Nel testo sull'eccessiva onerosità, in quale via può essere fatta valere la risoluzione per eccessiva onerosità?

## TESTO ESTRATTO
========================

Si aggiunga che la risoluzione per eccessiva onerosità può esser fatta valere solo in via di azione, e non anche in via di eccezione, in quanto il contraente a carico del quale si verifica l'eccessiva onerosità della prestazione non può pretendere che l'altro contraente accetti l'adempimento a condizioni diverse da quelle pattuite (cfr., ex multis, Cass. Sez. 1, Ordinanza n. 2047 del 26/01/2018). Senza considerare che, anche in detta ipotesi, va considerata la non definitività della situazione di crisi che determina l'eccessiva onerosità, di tal che è preferibile ritenere che si verta in un'ipotesi di ordinario rischio di impresa, che grava sul conduttore.

========================

## ESTRATTO DATI
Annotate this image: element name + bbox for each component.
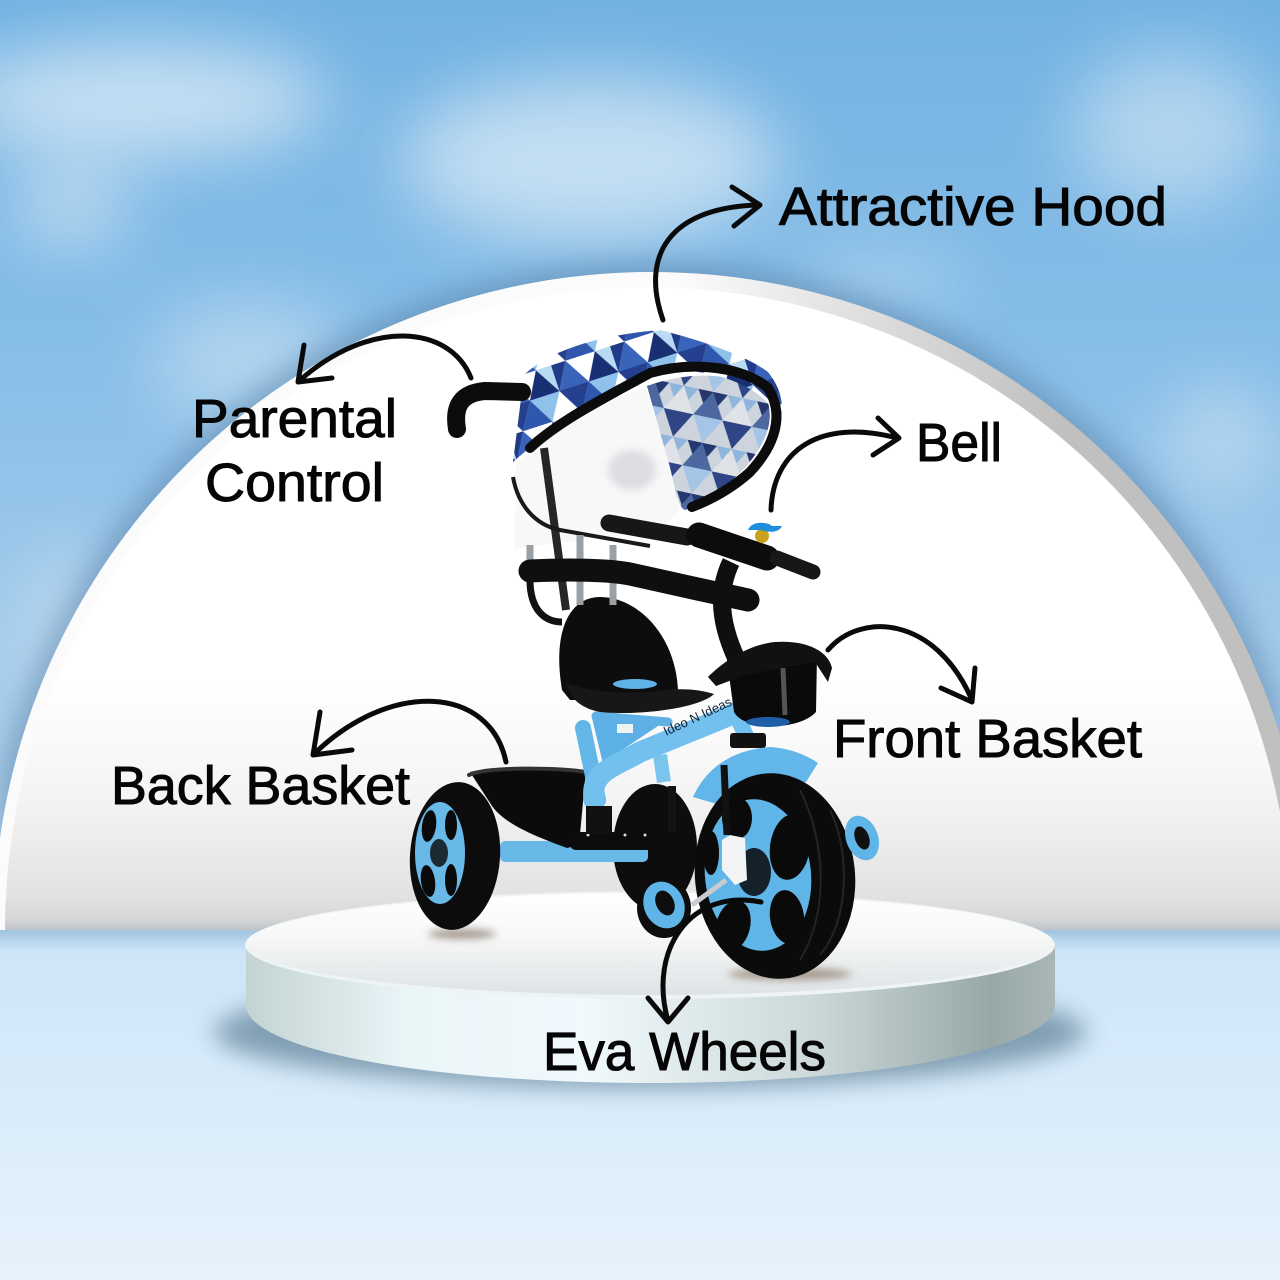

========================

## SOLUZIONE
Solo in via di azione, e non anche in via di eccezione.